Extracted data entries:
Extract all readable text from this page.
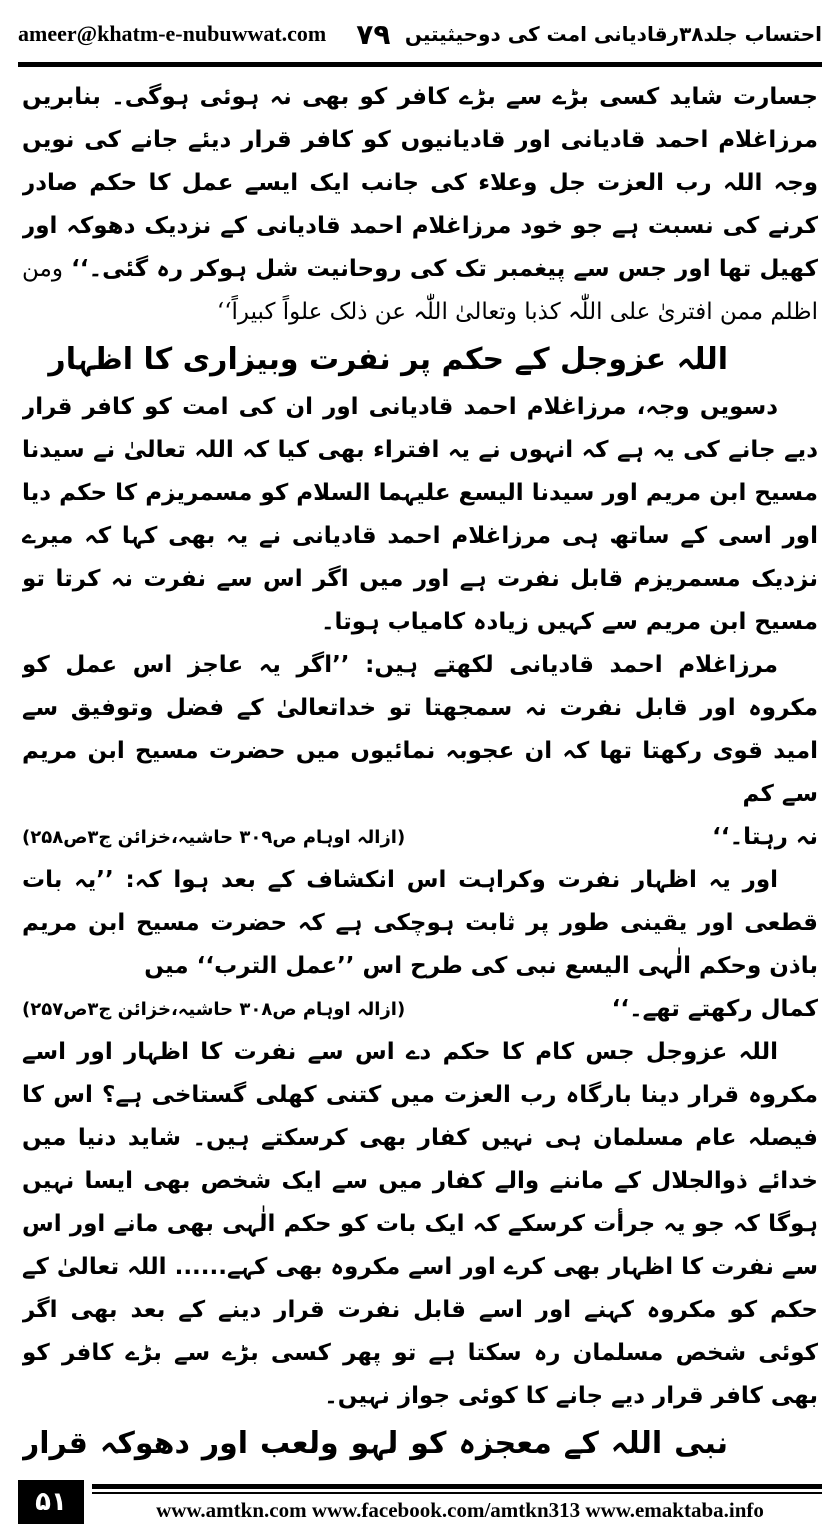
ameer@khatm-e-nubuwwat.com ۷۹ احتساب جلد۳۸رقادیانی امت کی دوحیثیتیں

جسارت شاید کسی بڑے سے بڑے کافر کو بھی نہ ہوئی ہوگی۔ بنابریں مرزاغلام احمد قادیانی اور قادیانیوں کو کافر قرار دیئے جانے کی نویں وجہ اللہ رب العزت جل وعلاء کی جانب ایک ایسے عمل کا حکم صادر کرنے کی نسبت ہے جو خود مرزاغلام احمد قادیانی کے نزدیک دھوکہ اور کھیل تھا اور جس سے پیغمبر تک کی روحانیت شل ہوکر رہ گئی۔‘‘ ومن اظلم ممن افتریٰ علی اللّٰہ کذبا وتعالیٰ اللّٰہ عن ذلک علواً کبیراً‘‘

اللہ عزوجل کے حکم پر نفرت وبیزاری کا اظہار

دسویں وجہ، مرزاغلام احمد قادیانی اور ان کی امت کو کافر قرار دیے جانے کی یہ ہے کہ انہوں نے یہ افتراء بھی کیا کہ اللہ تعالیٰ نے سیدنا مسیح ابن مریم اور سیدنا الیسع علیہما السلام کو مسمریزم کا حکم دیا اور اسی کے ساتھ ہی مرزاغلام احمد قادیانی نے یہ بھی کہا کہ میرے نزدیک مسمریزم قابل نفرت ہے اور میں اگر اس سے نفرت نہ کرتا تو مسیح ابن مریم سے کہیں زیادہ کامیاب ہوتا۔

مرزاغلام احمد قادیانی لکھتے ہیں: ’’اگر یہ عاجز اس عمل کو مکروہ اور قابل نفرت نہ سمجھتا تو خداتعالیٰ کے فضل وتوفیق سے امید قوی رکھتا تھا کہ ان عجوبہ نمائیوں میں حضرت مسیح ابن مریم سے کم

نہ رہتا۔‘‘
(ازالہ اوہام ص۳۰۹ حاشیہ،خزائن ج۳ص۲۵۸)

اور یہ اظہار نفرت وکراہت اس انکشاف کے بعد ہوا کہ: ’’یہ بات قطعی اور یقینی طور پر ثابت ہوچکی ہے کہ حضرت مسیح ابن مریم باذن وحکم الٰہی الیسع نبی کی طرح اس ’’عمل الترب‘‘ میں

کمال رکھتے تھے۔‘‘
(ازالہ اوہام ص۳۰۸ حاشیہ،خزائن ج۳ص۲۵۷)

اللہ عزوجل جس کام کا حکم دے اس سے نفرت کا اظہار اور اسے مکروہ قرار دینا بارگاہ رب العزت میں کتنی کھلی گستاخی ہے؟ اس کا فیصلہ عام مسلمان ہی نہیں کفار بھی کرسکتے ہیں۔ شاید دنیا میں خدائے ذوالجلال کے ماننے والے کفار میں سے ایک شخص بھی ایسا نہیں ہوگا کہ جو یہ جرأت کرسکے کہ ایک بات کو حکم الٰہی بھی مانے اور اس سے نفرت کا اظہار بھی کرے اور اسے مکروہ بھی کہے...... اللہ تعالیٰ کے حکم کو مکروہ کہنے اور اسے قابل نفرت قرار دینے کے بعد بھی اگر کوئی شخص مسلمان رہ سکتا ہے تو پھر کسی بڑے سے بڑے کافر کو بھی کافر قرار دیے جانے کا کوئی جواز نہیں۔

نبی اللہ کے معجزہ کو لہو ولعب اور دھوکہ قرار

۵۱	www.amtkn.com www.facebook.com/amtkn313 www.emaktaba.info
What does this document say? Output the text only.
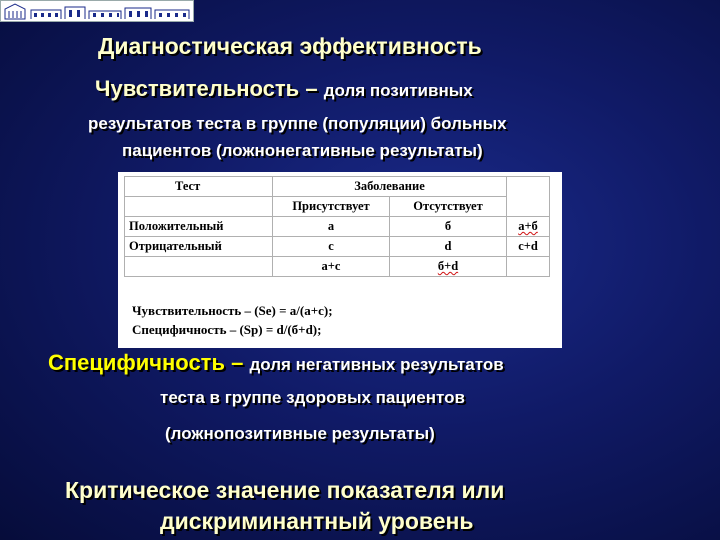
Диагностическая эффективность
Чувствительность – доля позитивных
результатов теста в группе (популяции) больных
пациентов (ложнонегативные результаты)
Тест	Заболевание		
	Присутствует	Отсутствует	
Положительный	а	б	а+б
Отрицательный	с	d	c+d
	а+с	б+d	
Чувствительность – (Se) = a/(a+c);
Специфичность – (Sp) = d/(б+d);
Специфичность – доля негативных результатов
теста в группе здоровых пациентов
(ложнопозитивные результаты)
Критическое значение показателя или
дискриминантный уровень
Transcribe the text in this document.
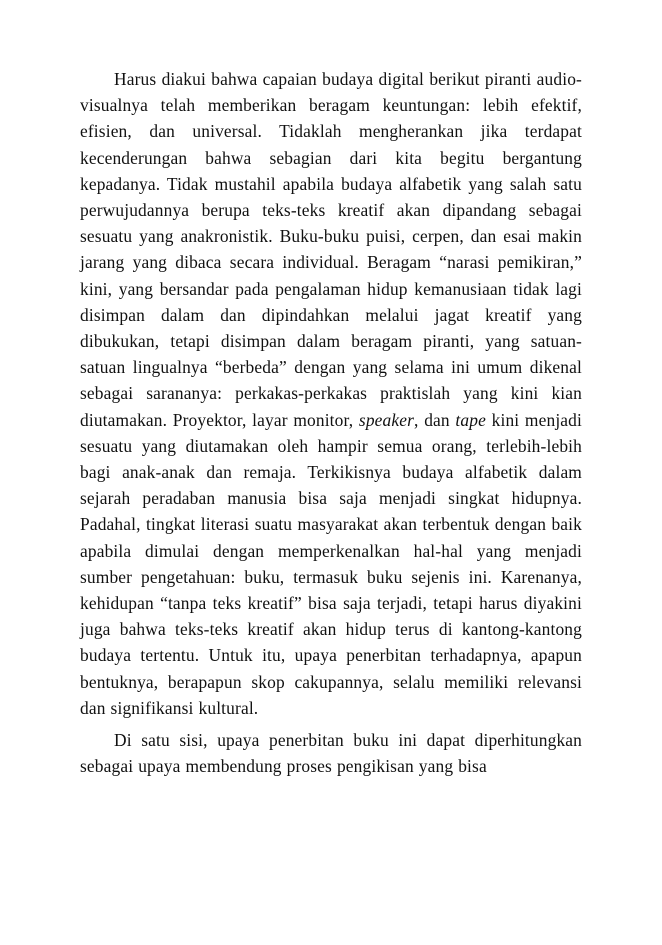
Harus diakui bahwa capaian budaya digital berikut piranti audio-visualnya telah memberikan beragam keuntungan: lebih efektif, efisien, dan universal. Tidaklah mengherankan jika terdapat kecenderungan bahwa sebagian dari kita begitu bergantung kepadanya. Tidak mustahil apabila budaya alfabetik yang salah satu perwujudannya berupa teks-teks kreatif akan dipandang sebagai sesuatu yang anakronistik. Buku-buku puisi, cerpen, dan esai makin jarang yang dibaca secara individual. Beragam “narasi pemikiran,” kini, yang bersandar pada pengalaman hidup kemanusiaan tidak lagi disimpan dalam dan dipindahkan melalui jagat kreatif yang dibukukan, tetapi disimpan dalam beragam piranti, yang satuan-satuan lingualnya “berbeda” dengan yang selama ini umum dikenal sebagai sarananya: perkakas-perkakas praktislah yang kini kian diutamakan. Proyektor, layar monitor, speaker, dan tape kini menjadi sesuatu yang diutamakan oleh hampir semua orang, terlebih-lebih bagi anak-anak dan remaja. Terkikisnya budaya alfabetik dalam sejarah peradaban manusia bisa saja menjadi singkat hidupnya. Padahal, tingkat literasi suatu masyarakat akan terbentuk dengan baik apabila dimulai dengan memperkenalkan hal-hal yang menjadi sumber pengetahuan: buku, termasuk buku sejenis ini. Karenanya, kehidupan “tanpa teks kreatif” bisa saja terjadi, tetapi harus diyakini juga bahwa teks-teks kreatif akan hidup terus di kantong-kantong budaya tertentu. Untuk itu, upaya penerbitan terhadapnya, apapun bentuknya, berapapun skop cakupannya, selalu memiliki relevansi dan signifikansi kultural.

Di satu sisi, upaya penerbitan buku ini dapat diperhitungkan sebagai upaya membendung proses pengikisan yang bisa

AIM
Your task is to copy the entries in full and exactly, without any images.

THE SOLUTION
Extract all readable text from this page.
ameer@khatm-e-nubuwwat.com ۷۹ احتساب جلد۳۸رقادیانی امت کی دوحیثیتیں

جسارت شاید کسی بڑے سے بڑے کافر کو بھی نہ ہوئی ہوگی۔ بنابریں مرزاغلام احمد قادیانی اور قادیانیوں کو کافر قرار دیئے جانے کی نویں وجہ اللہ رب العزت جل وعلاء کی جانب ایک ایسے عمل کا حکم صادر کرنے کی نسبت ہے جو خود مرزاغلام احمد قادیانی کے نزدیک دھوکہ اور کھیل تھا اور جس سے پیغمبر تک کی روحانیت شل ہوکر رہ گئی۔‘‘ ومن اظلم ممن افتریٰ علی اللّٰہ کذبا وتعالیٰ اللّٰہ عن ذلک علواً کبیراً‘‘

اللہ عزوجل کے حکم پر نفرت وبیزاری کا اظہار

دسویں وجہ، مرزاغلام احمد قادیانی اور ان کی امت کو کافر قرار دیے جانے کی یہ ہے کہ انہوں نے یہ افتراء بھی کیا کہ اللہ تعالیٰ نے سیدنا مسیح ابن مریم اور سیدنا الیسع علیہما السلام کو مسمریزم کا حکم دیا اور اسی کے ساتھ ہی مرزاغلام احمد قادیانی نے یہ بھی کہا کہ میرے نزدیک مسمریزم قابل نفرت ہے اور میں اگر اس سے نفرت نہ کرتا تو مسیح ابن مریم سے کہیں زیادہ کامیاب ہوتا۔

مرزاغلام احمد قادیانی لکھتے ہیں: ’’اگر یہ عاجز اس عمل کو مکروہ اور قابل نفرت نہ سمجھتا تو خداتعالیٰ کے فضل وتوفیق سے امید قوی رکھتا تھا کہ ان عجوبہ نمائیوں میں حضرت مسیح ابن مریم سے کم

نہ رہتا۔‘‘
(ازالہ اوہام ص۳۰۹ حاشیہ،خزائن ج۳ص۲۵۸)

اور یہ اظہار نفرت وکراہت اس انکشاف کے بعد ہوا کہ: ’’یہ بات قطعی اور یقینی طور پر ثابت ہوچکی ہے کہ حضرت مسیح ابن مریم باذن وحکم الٰہی الیسع نبی کی طرح اس ’’عمل الترب‘‘ میں

کمال رکھتے تھے۔‘‘
(ازالہ اوہام ص۳۰۸ حاشیہ،خزائن ج۳ص۲۵۷)

اللہ عزوجل جس کام کا حکم دے اس سے نفرت کا اظہار اور اسے مکروہ قرار دینا بارگاہ رب العزت میں کتنی کھلی گستاخی ہے؟ اس کا فیصلہ عام مسلمان ہی نہیں کفار بھی کرسکتے ہیں۔ شاید دنیا میں خدائے ذوالجلال کے ماننے والے کفار میں سے ایک شخص بھی ایسا نہیں ہوگا کہ جو یہ جرأت کرسکے کہ ایک بات کو حکم الٰہی بھی مانے اور اس سے نفرت کا اظہار بھی کرے اور اسے مکروہ بھی کہے...... اللہ تعالیٰ کے حکم کو مکروہ کہنے اور اسے قابل نفرت قرار دینے کے بعد بھی اگر کوئی شخص مسلمان رہ سکتا ہے تو پھر کسی بڑے سے بڑے کافر کو بھی کافر قرار دیے جانے کا کوئی جواز نہیں۔

نبی اللہ کے معجزہ کو لہو ولعب اور دھوکہ قرار

۵۱	www.amtkn.com www.facebook.com/amtkn313 www.emaktaba.info
What does this document say? Output the text only.
Диагностическая эффективность
Чувствительность – доля позитивных
результатов теста в группе (популяции) больных
пациентов (ложнонегативные результаты)
Тест	Заболевание		
	Присутствует	Отсутствует	
Положительный	а	б	а+б
Отрицательный	с	d	c+d
	а+с	б+d	
Чувствительность – (Se) = a/(a+c);
Специфичность – (Sp) = d/(б+d);
Специфичность – доля негативных результатов
теста в группе здоровых пациентов
(ложнопозитивные результаты)
Критическое значение показателя или
дискриминантный уровень
Transcribe the text in this document.
Harus diakui bahwa capaian budaya digital berikut piranti audio-visualnya telah memberikan beragam keuntungan: lebih efektif, efisien, dan universal. Tidaklah mengherankan jika terdapat kecenderungan bahwa sebagian dari kita begitu bergantung kepadanya. Tidak mustahil apabila budaya alfabetik yang salah satu perwujudannya berupa teks-teks kreatif akan dipandang sebagai sesuatu yang anakronistik. Buku-buku puisi, cerpen, dan esai makin jarang yang dibaca secara individual. Beragam “narasi pemikiran,” kini, yang bersandar pada pengalaman hidup kemanusiaan tidak lagi disimpan dalam dan dipindahkan melalui jagat kreatif yang dibukukan, tetapi disimpan dalam beragam piranti, yang satuan-satuan lingualnya “berbeda” dengan yang selama ini umum dikenal sebagai sarananya: perkakas-perkakas praktislah yang kini kian diutamakan. Proyektor, layar monitor, speaker, dan tape kini menjadi sesuatu yang diutamakan oleh hampir semua orang, terlebih-lebih bagi anak-anak dan remaja. Terkikisnya budaya alfabetik dalam sejarah peradaban manusia bisa saja menjadi singkat hidupnya. Padahal, tingkat literasi suatu masyarakat akan terbentuk dengan baik apabila dimulai dengan memperkenalkan hal-hal yang menjadi sumber pengetahuan: buku, termasuk buku sejenis ini. Karenanya, kehidupan “tanpa teks kreatif” bisa saja terjadi, tetapi harus diyakini juga bahwa teks-teks kreatif akan hidup terus di kantong-kantong budaya tertentu. Untuk itu, upaya penerbitan terhadapnya, apapun bentuknya, berapapun skop cakupannya, selalu memiliki relevansi dan signifikansi kultural.

Di satu sisi, upaya penerbitan buku ini dapat diperhitungkan sebagai upaya membendung proses pengikisan yang bisa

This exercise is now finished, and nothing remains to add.